*Try it*: Give the listing again word for word, excluding the pictures it contains.

*Supplied material*:
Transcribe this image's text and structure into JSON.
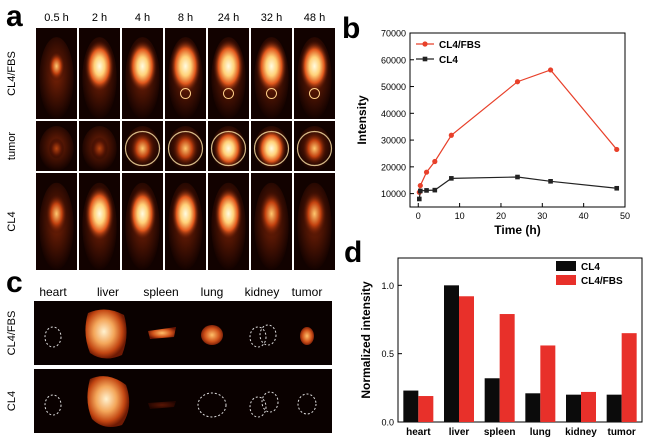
{
  "panel_a": {
    "letter": "a",
    "times": [
      "0.5 h",
      "2 h",
      "4 h",
      "8 h",
      "24 h",
      "32 h",
      "48 h"
    ],
    "rows": [
      "CL4/FBS",
      "tumor",
      "CL4"
    ]
  },
  "panel_c": {
    "letter": "c",
    "organs": [
      "heart",
      "liver",
      "spleen",
      "lung",
      "kidney",
      "tumor"
    ],
    "rows": [
      "CL4/FBS",
      "CL4"
    ]
  },
  "chart_data": [
    {
      "panel": "b",
      "type": "line",
      "xlabel": "Time (h)",
      "ylabel": "Intensity",
      "xlim": [
        -2,
        50
      ],
      "ylim": [
        5000,
        70000
      ],
      "xticks": [
        0,
        10,
        20,
        30,
        40,
        50
      ],
      "yticks": [
        10000,
        20000,
        30000,
        40000,
        50000,
        60000,
        70000
      ],
      "legend_position": "top-left",
      "series": [
        {
          "name": "CL4/FBS",
          "color": "#e8402a",
          "marker": "circle",
          "x": [
            0.25,
            0.5,
            2,
            4,
            8,
            24,
            32,
            48
          ],
          "y": [
            10500,
            13000,
            18000,
            22000,
            31800,
            51800,
            56200,
            26500
          ]
        },
        {
          "name": "CL4",
          "color": "#222222",
          "marker": "square",
          "x": [
            0.25,
            0.5,
            2,
            4,
            8,
            24,
            32,
            48
          ],
          "y": [
            8000,
            11000,
            11200,
            11300,
            15700,
            16200,
            14600,
            12000
          ]
        }
      ]
    },
    {
      "panel": "d",
      "type": "bar",
      "ylabel": "Normalized intensity",
      "ylim": [
        0,
        1.2
      ],
      "yticks": [
        0.0,
        0.5,
        1.0
      ],
      "legend_position": "top-right",
      "categories": [
        "heart",
        "liver",
        "spleen",
        "lung",
        "kidney",
        "tumor"
      ],
      "series": [
        {
          "name": "CL4",
          "color": "#0b0b0b",
          "values": [
            0.23,
            1.0,
            0.32,
            0.21,
            0.2,
            0.2
          ]
        },
        {
          "name": "CL4/FBS",
          "color": "#e8302a",
          "values": [
            0.19,
            0.92,
            0.79,
            0.56,
            0.22,
            0.65
          ]
        }
      ]
    }
  ]
}
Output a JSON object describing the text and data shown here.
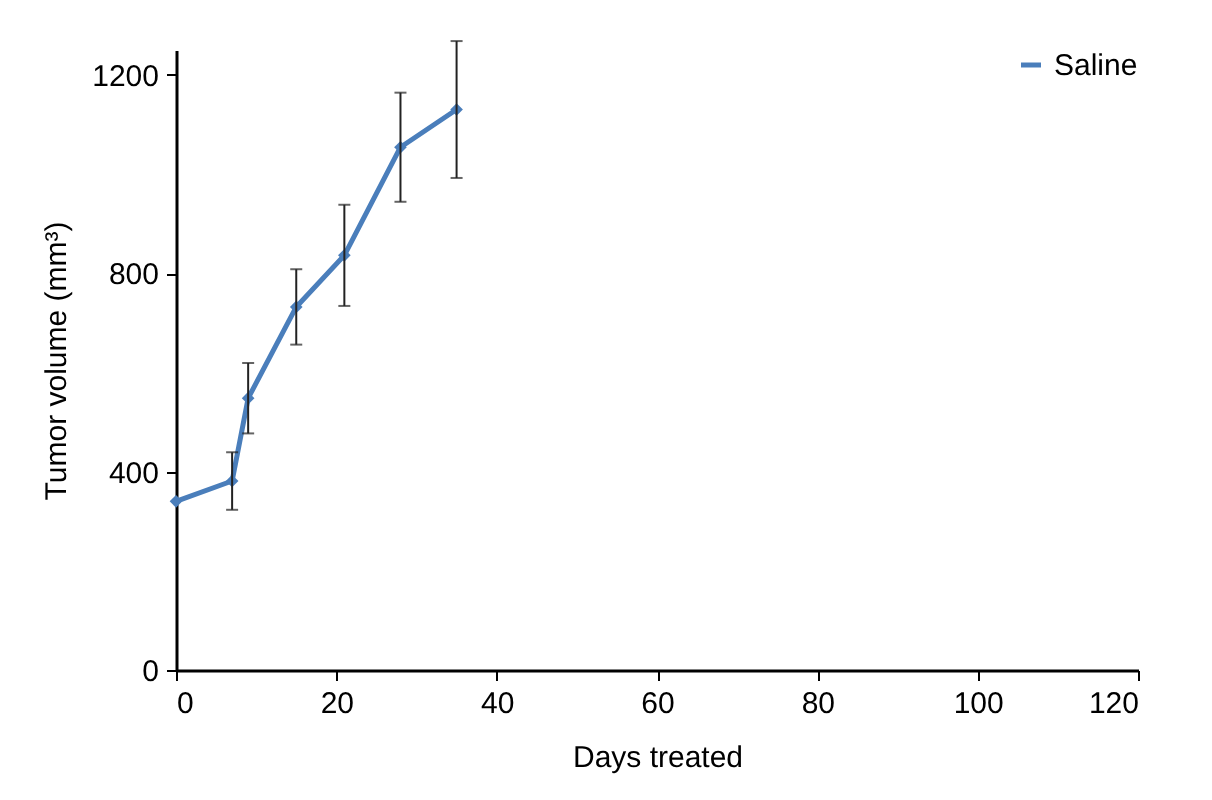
{
  "chart_data": {
    "type": "line",
    "xlabel": "Days treated",
    "ylabel": "Tumor volume (mm³)",
    "x": [
      0,
      7,
      9,
      15,
      21,
      28,
      35
    ],
    "series": [
      {
        "name": "Saline",
        "color": "#4a7ebb",
        "values": [
          340,
          381,
          548,
          732,
          836,
          1054,
          1130
        ],
        "errors": [
          null,
          58,
          71,
          76,
          102,
          110,
          138
        ]
      }
    ],
    "xlim": [
      0,
      120
    ],
    "xticks": [
      0,
      20,
      40,
      60,
      80,
      100,
      120
    ],
    "ylim": [
      0,
      1250
    ],
    "yticks": [
      0,
      400,
      800,
      1200
    ],
    "grid": false,
    "legend": "top right",
    "marker": "diamond",
    "line_style": "solid"
  }
}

*Response below*:
Transcribe this image's text and structure into JSON.
{
  "panel_a": {
    "letter": "a",
    "times": [
      "0.5 h",
      "2 h",
      "4 h",
      "8 h",
      "24 h",
      "32 h",
      "48 h"
    ],
    "rows": [
      "CL4/FBS",
      "tumor",
      "CL4"
    ]
  },
  "panel_c": {
    "letter": "c",
    "organs": [
      "heart",
      "liver",
      "spleen",
      "lung",
      "kidney",
      "tumor"
    ],
    "rows": [
      "CL4/FBS",
      "CL4"
    ]
  },
  "chart_data": [
    {
      "panel": "b",
      "type": "line",
      "xlabel": "Time (h)",
      "ylabel": "Intensity",
      "xlim": [
        -2,
        50
      ],
      "ylim": [
        5000,
        70000
      ],
      "xticks": [
        0,
        10,
        20,
        30,
        40,
        50
      ],
      "yticks": [
        10000,
        20000,
        30000,
        40000,
        50000,
        60000,
        70000
      ],
      "legend_position": "top-left",
      "series": [
        {
          "name": "CL4/FBS",
          "color": "#e8402a",
          "marker": "circle",
          "x": [
            0.25,
            0.5,
            2,
            4,
            8,
            24,
            32,
            48
          ],
          "y": [
            10500,
            13000,
            18000,
            22000,
            31800,
            51800,
            56200,
            26500
          ]
        },
        {
          "name": "CL4",
          "color": "#222222",
          "marker": "square",
          "x": [
            0.25,
            0.5,
            2,
            4,
            8,
            24,
            32,
            48
          ],
          "y": [
            8000,
            11000,
            11200,
            11300,
            15700,
            16200,
            14600,
            12000
          ]
        }
      ]
    },
    {
      "panel": "d",
      "type": "bar",
      "ylabel": "Normalized intensity",
      "ylim": [
        0,
        1.2
      ],
      "yticks": [
        0.0,
        0.5,
        1.0
      ],
      "legend_position": "top-right",
      "categories": [
        "heart",
        "liver",
        "spleen",
        "lung",
        "kidney",
        "tumor"
      ],
      "series": [
        {
          "name": "CL4",
          "color": "#0b0b0b",
          "values": [
            0.23,
            1.0,
            0.32,
            0.21,
            0.2,
            0.2
          ]
        },
        {
          "name": "CL4/FBS",
          "color": "#e8302a",
          "values": [
            0.19,
            0.92,
            0.79,
            0.56,
            0.22,
            0.65
          ]
        }
      ]
    }
  ]
}
Output a JSON object describing the text and data shown here.
{
  "chart_data": {
    "type": "line",
    "xlabel": "Days treated",
    "ylabel": "Tumor volume (mm³)",
    "x": [
      0,
      7,
      9,
      15,
      21,
      28,
      35
    ],
    "series": [
      {
        "name": "Saline",
        "color": "#4a7ebb",
        "values": [
          340,
          381,
          548,
          732,
          836,
          1054,
          1130
        ],
        "errors": [
          null,
          58,
          71,
          76,
          102,
          110,
          138
        ]
      }
    ],
    "xlim": [
      0,
      120
    ],
    "xticks": [
      0,
      20,
      40,
      60,
      80,
      100,
      120
    ],
    "ylim": [
      0,
      1250
    ],
    "yticks": [
      0,
      400,
      800,
      1200
    ],
    "grid": false,
    "legend": "top right",
    "marker": "diamond",
    "line_style": "solid"
  }
}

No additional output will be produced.